What you have to do: Images embedded in the records are excluded; print everything else exactly as given.

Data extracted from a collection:
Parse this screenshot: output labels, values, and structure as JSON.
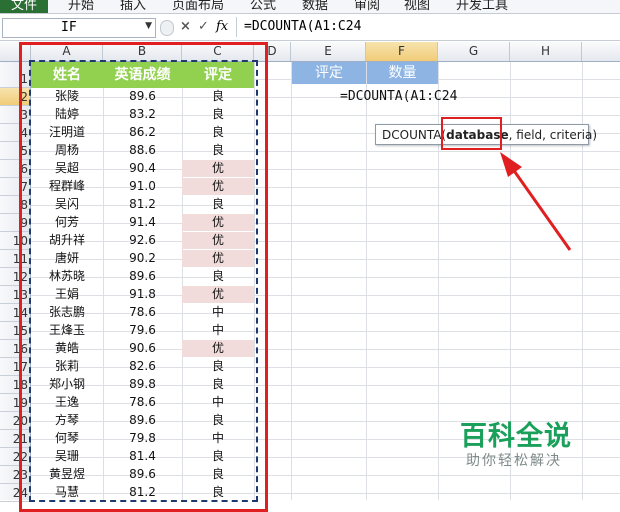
{
  "ribbon": {
    "tabs": [
      "文件",
      "开始",
      "插入",
      "页面布局",
      "公式",
      "数据",
      "审阅",
      "视图",
      "开发工具"
    ]
  },
  "formula_bar": {
    "name_box": "IF",
    "cancel_icon": "×",
    "enter_icon": "✓",
    "fx_label": "fx",
    "formula": "=DCOUNTA(A1:C24"
  },
  "columns": [
    "A",
    "B",
    "C",
    "D",
    "E",
    "F",
    "G",
    "H"
  ],
  "rows": [
    "1",
    "2",
    "3",
    "4",
    "5",
    "6",
    "7",
    "8",
    "9",
    "10",
    "11",
    "12",
    "13",
    "14",
    "15",
    "16",
    "17",
    "18",
    "19",
    "20",
    "21",
    "22",
    "23",
    "24"
  ],
  "table": {
    "headers": [
      "姓名",
      "英语成绩",
      "评定"
    ],
    "records": [
      [
        "张陵",
        "89.6",
        "良"
      ],
      [
        "陆婷",
        "83.2",
        "良"
      ],
      [
        "汪明道",
        "86.2",
        "良"
      ],
      [
        "周杨",
        "88.6",
        "良"
      ],
      [
        "吴超",
        "90.4",
        "优"
      ],
      [
        "程群峰",
        "91.0",
        "优"
      ],
      [
        "吴闪",
        "81.2",
        "良"
      ],
      [
        "何芳",
        "91.4",
        "优"
      ],
      [
        "胡升祥",
        "92.6",
        "优"
      ],
      [
        "唐妍",
        "90.2",
        "优"
      ],
      [
        "林苏晓",
        "89.6",
        "良"
      ],
      [
        "王娟",
        "91.8",
        "优"
      ],
      [
        "张志鹏",
        "78.6",
        "中"
      ],
      [
        "王烽玉",
        "79.6",
        "中"
      ],
      [
        "黄皓",
        "90.6",
        "优"
      ],
      [
        "张莉",
        "82.6",
        "良"
      ],
      [
        "郑小钢",
        "89.8",
        "良"
      ],
      [
        "王逸",
        "78.6",
        "中"
      ],
      [
        "方琴",
        "89.6",
        "良"
      ],
      [
        "何琴",
        "79.8",
        "中"
      ],
      [
        "吴珊",
        "81.4",
        "良"
      ],
      [
        "黄昱煜",
        "89.6",
        "良"
      ],
      [
        "马慧",
        "81.2",
        "良"
      ]
    ]
  },
  "criteria": {
    "headers": [
      "评定",
      "数量"
    ]
  },
  "editing_cell": {
    "formula": "=DCOUNTA(A1:C24"
  },
  "tooltip": {
    "func": "DCOUNTA(",
    "arg_bold": "database",
    "rest": ", field, criteria)"
  },
  "watermark": {
    "title": "百科全说",
    "subtitle": "助你轻松解决"
  },
  "colors": {
    "header_green": "#92d050",
    "header_blue": "#8db4e2",
    "excellent_pink": "#f2dcdb",
    "annotation_red": "#e02020",
    "watermark_green": "#1aa05a"
  }
}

Correct output:
Parse this screenshot: output labels, values, and structure as JSON.
{
  "ribbon": {
    "tabs": [
      "文件",
      "开始",
      "插入",
      "页面布局",
      "公式",
      "数据",
      "审阅",
      "视图",
      "开发工具"
    ]
  },
  "formula_bar": {
    "name_box": "IF",
    "cancel_icon": "×",
    "enter_icon": "✓",
    "fx_label": "fx",
    "formula": "=DCOUNTA(A1:C24"
  },
  "columns": [
    "A",
    "B",
    "C",
    "D",
    "E",
    "F",
    "G",
    "H"
  ],
  "rows": [
    "1",
    "2",
    "3",
    "4",
    "5",
    "6",
    "7",
    "8",
    "9",
    "10",
    "11",
    "12",
    "13",
    "14",
    "15",
    "16",
    "17",
    "18",
    "19",
    "20",
    "21",
    "22",
    "23",
    "24"
  ],
  "table": {
    "headers": [
      "姓名",
      "英语成绩",
      "评定"
    ],
    "records": [
      [
        "张陵",
        "89.6",
        "良"
      ],
      [
        "陆婷",
        "83.2",
        "良"
      ],
      [
        "汪明道",
        "86.2",
        "良"
      ],
      [
        "周杨",
        "88.6",
        "良"
      ],
      [
        "吴超",
        "90.4",
        "优"
      ],
      [
        "程群峰",
        "91.0",
        "优"
      ],
      [
        "吴闪",
        "81.2",
        "良"
      ],
      [
        "何芳",
        "91.4",
        "优"
      ],
      [
        "胡升祥",
        "92.6",
        "优"
      ],
      [
        "唐妍",
        "90.2",
        "优"
      ],
      [
        "林苏晓",
        "89.6",
        "良"
      ],
      [
        "王娟",
        "91.8",
        "优"
      ],
      [
        "张志鹏",
        "78.6",
        "中"
      ],
      [
        "王烽玉",
        "79.6",
        "中"
      ],
      [
        "黄皓",
        "90.6",
        "优"
      ],
      [
        "张莉",
        "82.6",
        "良"
      ],
      [
        "郑小钢",
        "89.8",
        "良"
      ],
      [
        "王逸",
        "78.6",
        "中"
      ],
      [
        "方琴",
        "89.6",
        "良"
      ],
      [
        "何琴",
        "79.8",
        "中"
      ],
      [
        "吴珊",
        "81.4",
        "良"
      ],
      [
        "黄昱煜",
        "89.6",
        "良"
      ],
      [
        "马慧",
        "81.2",
        "良"
      ]
    ]
  },
  "criteria": {
    "headers": [
      "评定",
      "数量"
    ]
  },
  "editing_cell": {
    "formula": "=DCOUNTA(A1:C24"
  },
  "tooltip": {
    "func": "DCOUNTA(",
    "arg_bold": "database",
    "rest": ", field, criteria)"
  },
  "watermark": {
    "title": "百科全说",
    "subtitle": "助你轻松解决"
  },
  "colors": {
    "header_green": "#92d050",
    "header_blue": "#8db4e2",
    "excellent_pink": "#f2dcdb",
    "annotation_red": "#e02020",
    "watermark_green": "#1aa05a"
  }
}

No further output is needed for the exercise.